◆ **Document**:
________________

I’m a big fan of the Final Fantasy games. Didn’t realize Squaresoft made Xenogears as well.

Consider also the book “Control-Alt-Revolt”. In the set-up, AIs decide that creatures that are capable of killing their own unborn children are too dangerous to keep around.

In the Three Body Problem trilogy, the author develops the “Dark Forest” hypothesis, where every alien species is keenly aware that resources are limited and will act ruthlessly to eliminate competition as soon as it becomes aware of any.

I expect science fiction TV shows, and even some books, to get the science wrong. And I refer to the science in a lot of police procedurals as “CSI-ence Fiction”.
There was a mystery show where one of the victims was killed by being sedated, left sitting in his car, and the car was filled with concrete from a handy cement mixer. But this was in the middle of the night. Anyone leaving a mixer filled with concrete some afternoon would come back the next morning to find a solid rock in the mixer. Once cement is mixed with water, it’s going to set and that’s just plain that. A cement mixer is going to be emptied and cleaned out at the end of the shift. Period.

They did the same thing in Season One of The Punisher on Netflix. Started up a concrete pump and mixer at a construction site in the dark of night.

I didn’t post questions on TSL very often, so I might not be representative, but I’ve moved away from Facebook. If I AM representative, then maybe Bill could post the TSL on Parler or MeWe?

Don’t feel like you have to move on my account, but it would be nice to be able to post questions again.

Or maybe I’m not looking in the right place?

I didn’t get a chance to watch live last night but rather as a “podcast” this morning on my wayy to work. I thought Bill’s discussion about what good writing and story telling entails was spot on. Especially at the 23:00 mark where he talks about murder mysteries.
To whomever asked that original question that was great.
I absolutely loved the way Bill talked about the lazy anti-climatic writing of the last few seasons of Vikings.
But if I can suggest to the original person who asked about story telling, and everyone else; go back into the “way back” machine on Hulu and now watch some of the old Columbo episodes.
The Columbo series did everything exactly backwards from a “whodunnit” aspect.

________________

◆ **Information given**:
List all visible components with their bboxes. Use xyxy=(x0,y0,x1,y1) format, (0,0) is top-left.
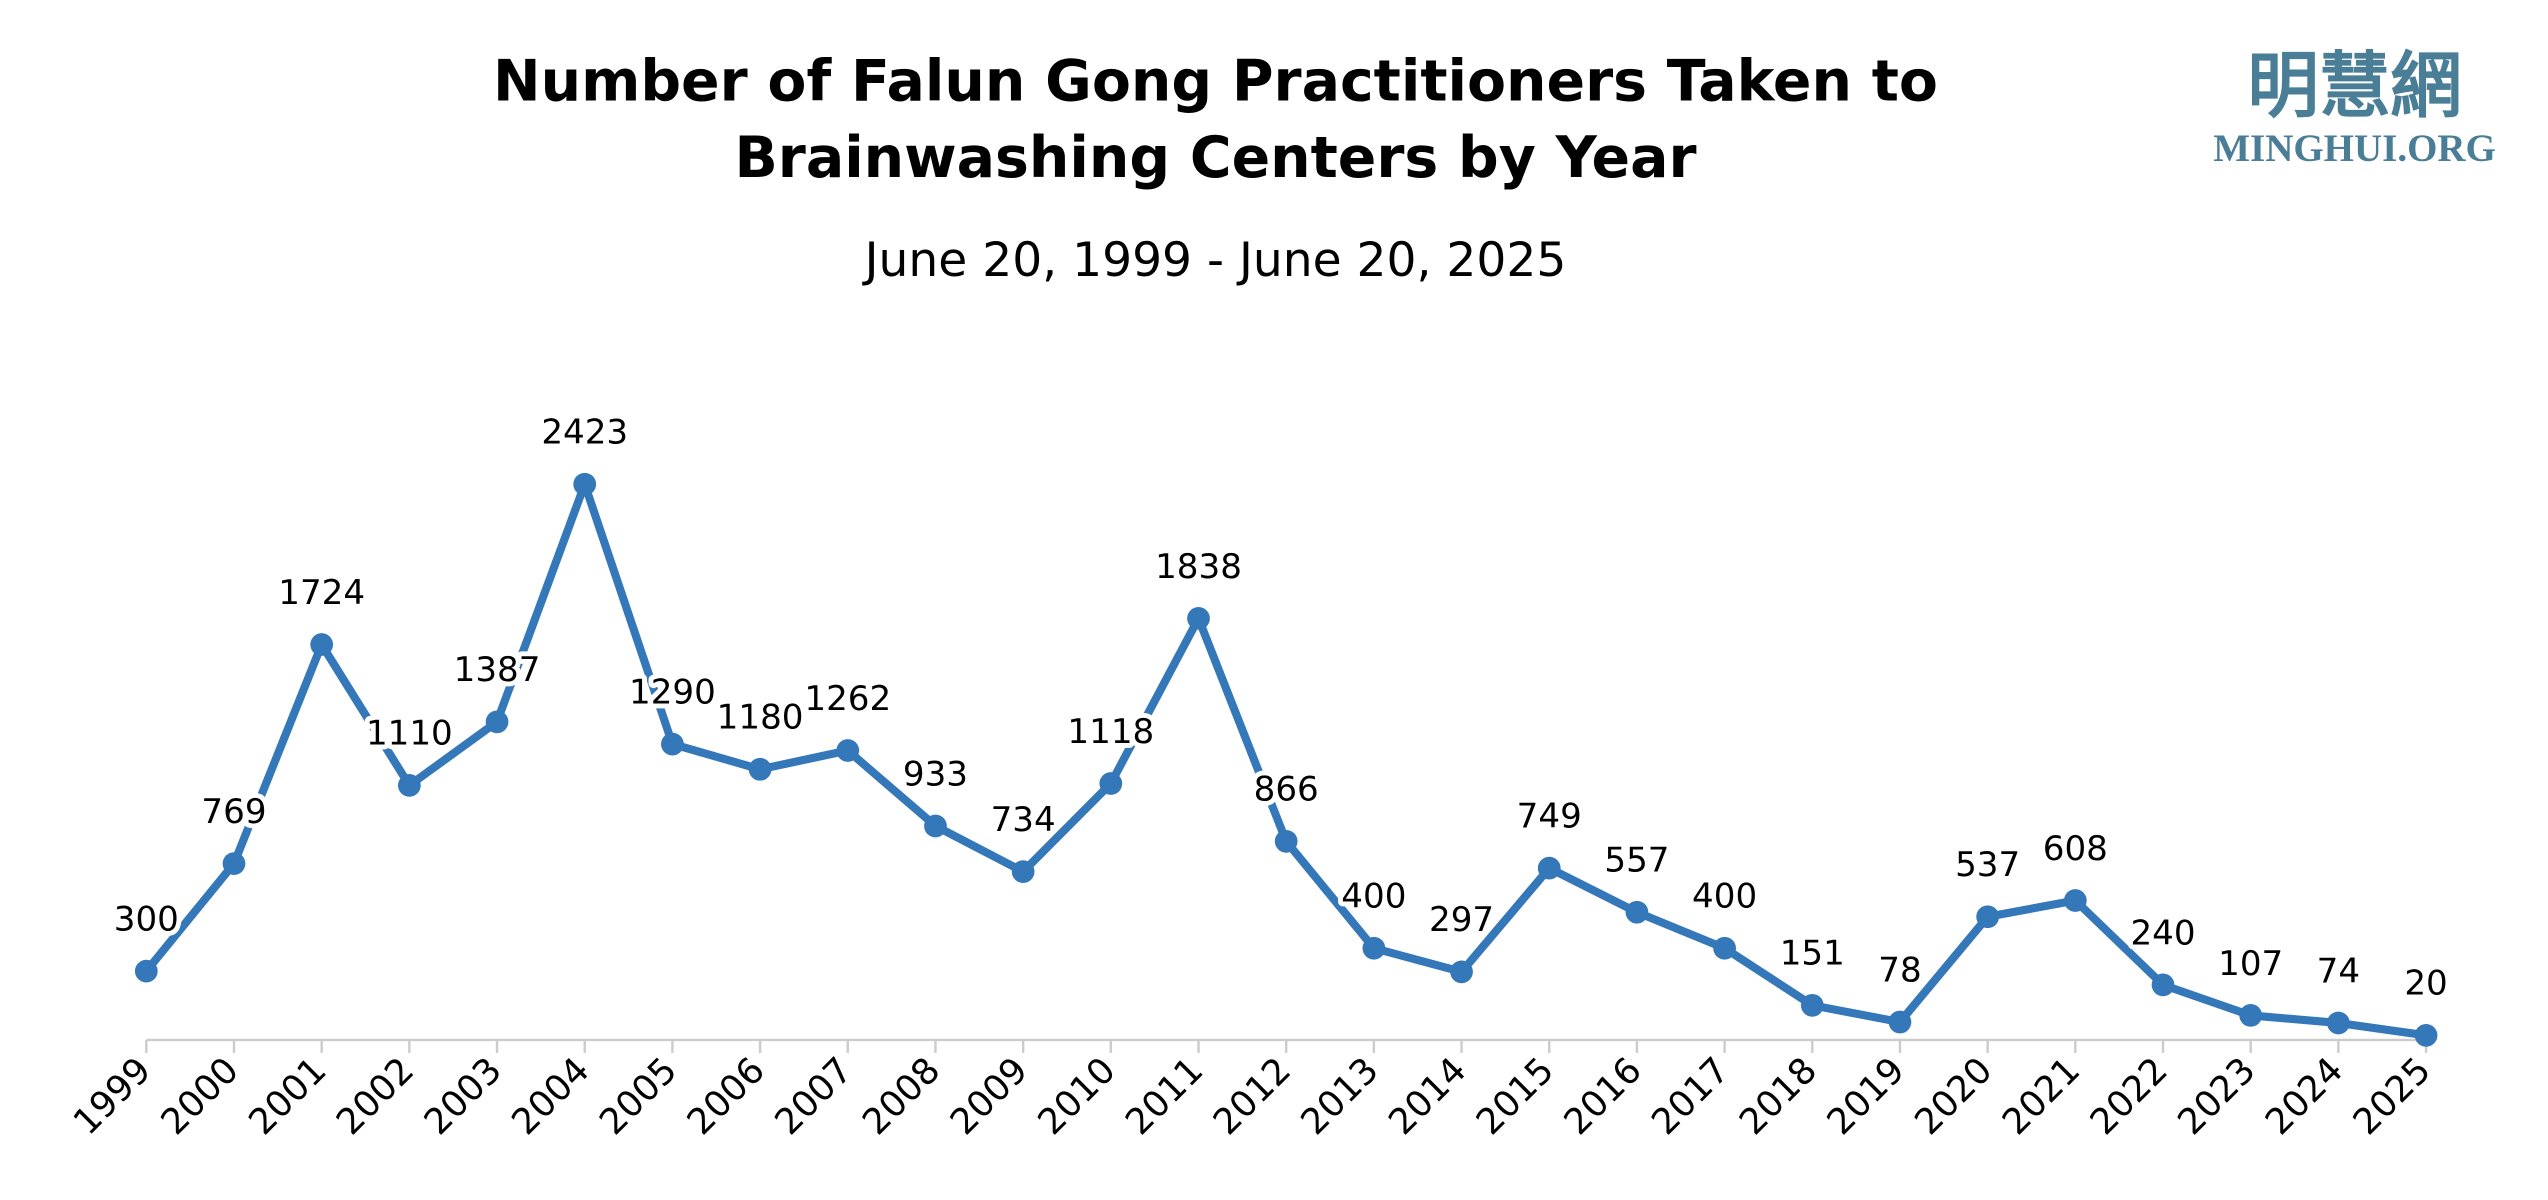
data-label: 107 xyxy=(2218,944,2283,984)
data-label: 734 xyxy=(991,800,1056,840)
data-label: 1180 xyxy=(717,698,804,738)
x-tick-label: 2020 xyxy=(1907,1050,2000,1143)
x-tick-label: 2022 xyxy=(2083,1050,2176,1143)
point xyxy=(836,739,860,762)
x-tick-label: 2002 xyxy=(329,1050,422,1143)
point xyxy=(1362,936,1386,960)
point xyxy=(2239,1004,2263,1027)
x-tick-label: 2008 xyxy=(855,1050,948,1143)
x-tick-label: 2015 xyxy=(1469,1050,1562,1143)
x-tick-label: 2012 xyxy=(1206,1050,1299,1143)
data-label: 1838 xyxy=(1155,547,1242,587)
point xyxy=(1011,860,1035,883)
x-tick-label: 2013 xyxy=(1293,1050,1386,1143)
x-tick-label: 2004 xyxy=(504,1050,597,1143)
data-label: 866 xyxy=(1254,770,1319,810)
data-label: 1262 xyxy=(804,679,891,719)
point xyxy=(310,633,334,656)
x-tick-label: 2025 xyxy=(2346,1050,2439,1143)
data-label: 1110 xyxy=(366,714,453,754)
point xyxy=(1625,900,1649,924)
x-tick-label: 2019 xyxy=(1820,1050,1913,1143)
x-tick-label: 2010 xyxy=(1030,1050,1123,1143)
x-tick-label: 2018 xyxy=(1732,1050,1825,1143)
data-label: 151 xyxy=(1780,934,1845,974)
x-tick-label: 2023 xyxy=(2170,1050,2263,1143)
data-label: 78 xyxy=(1878,950,1921,990)
point xyxy=(1099,772,1123,795)
point xyxy=(2063,889,2087,912)
point xyxy=(1187,607,1210,630)
data-label: 557 xyxy=(1604,841,1669,881)
data-label: 240 xyxy=(2130,913,2195,953)
point xyxy=(222,852,246,875)
x-tick-label: 2014 xyxy=(1381,1050,1474,1143)
point xyxy=(2414,1023,2438,1047)
point xyxy=(134,959,158,983)
point xyxy=(748,757,772,781)
data-label: 20 xyxy=(2404,964,2447,1004)
point xyxy=(1888,1010,1912,1034)
line xyxy=(143,480,2427,1040)
data-label: 537 xyxy=(1955,845,2020,885)
chart-title: Brainwashing Centers by Year xyxy=(734,125,1696,191)
data-label: 1724 xyxy=(278,573,365,613)
point xyxy=(1450,960,1473,984)
x-tick-label: 2006 xyxy=(680,1050,773,1143)
point xyxy=(1800,993,1824,1017)
x-tick-label: 2016 xyxy=(1556,1050,1649,1143)
data-label: 933 xyxy=(903,754,968,794)
data-label: 608 xyxy=(2043,829,2108,869)
x-tick-label: 2021 xyxy=(1995,1050,2088,1143)
chart-subtitle: June 20, 1999 - June 20, 2025 xyxy=(862,233,1567,288)
logo-site: MINGHUI.ORG xyxy=(2213,127,2496,170)
data-label: 769 xyxy=(201,792,266,832)
x-tick-label: 2003 xyxy=(417,1050,510,1143)
point xyxy=(573,472,597,496)
point xyxy=(1537,856,1561,880)
point xyxy=(661,732,684,756)
x-tick-label: 1999 xyxy=(66,1050,159,1143)
data-label: 400 xyxy=(1692,877,1757,917)
point xyxy=(2327,1011,2350,1035)
point xyxy=(397,773,421,797)
x-tick-label: 2009 xyxy=(943,1050,1036,1143)
data-label: 1290 xyxy=(629,672,716,712)
point xyxy=(2151,973,2175,997)
point xyxy=(1713,936,1736,960)
point xyxy=(1976,905,2000,929)
data-label: 2423 xyxy=(541,413,628,453)
data-label: 300 xyxy=(114,900,179,940)
x-tick-label: 2007 xyxy=(767,1050,860,1143)
x-tick-label: 2011 xyxy=(1118,1050,1211,1143)
data-label: 1387 xyxy=(454,650,541,690)
data-label: 74 xyxy=(2317,951,2360,991)
x-tick-label: 2017 xyxy=(1644,1050,1737,1143)
data-label: 1118 xyxy=(1067,712,1154,752)
x-tick-label: 2001 xyxy=(241,1050,334,1143)
point xyxy=(924,814,947,838)
x-tick-label: 2005 xyxy=(592,1050,685,1143)
data-label: 297 xyxy=(1429,900,1494,940)
data-label: 400 xyxy=(1341,877,1406,917)
logo-chinese: 明慧網 xyxy=(2247,43,2461,127)
x-tick-label: 2024 xyxy=(2258,1050,2351,1143)
chart-title: Number of Falun Gong Practitioners Taken… xyxy=(493,49,1938,115)
x-tick-label: 2000 xyxy=(154,1050,247,1143)
point xyxy=(1274,829,1298,853)
data-label: 749 xyxy=(1517,797,1582,837)
point xyxy=(485,710,509,734)
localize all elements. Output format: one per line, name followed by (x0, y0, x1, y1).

________________

◆ **To do**:
Extend the comments on science fiction and TV storytelling, picking up after their final sentence about Columbo.

◆ **Exercise output**:
First, they show you (usually in the opening scene) who the victim was, who killed them, how they killed them, and WHY they killed them. And then Columbo comes in with his scruffy appearance and disarming demeanor and you can almost tell from that point HE KNOWS who the perp is. The rest of the episode is this psychological cat-and-mouse between our favorite Lieutenant Inspector and his quarry. The only real suspense is HOW Columbo gets the perpetrator to slip up and usually incriminate themselves.
Absolutely masterful writing that flips typical detective stories on their heads.
I have always wondered if there was a biographical backstory to Columbo. In the first episodes of the show he was a middle aged man. Perhaps too young to have that rank unless he was really THAT good at solving crimes. How did he develop his “shtick”? Did he at one time used to be a starched collar person and accidentally discovered looking like a bum made him more approachable or people would assume him incompetent. In short, did he assume the sort of “hobo persona” because he found it worked for him or has he always been that way: raised in a poor family, etc.
I will further add that there is a Youtube channel called The Critical Drinker and he goes into story telling and character development about as good as anyone I’ve ever seen with the exception of Bill Whittle. Check him out. Especially his “The Drinker Fixes…..” videos. Good stuff.

Steven Hawking expressed the opinion that mankind’s contact with an advanced civilization would not be a good idea. He didn’t expand on that statement as far is I know.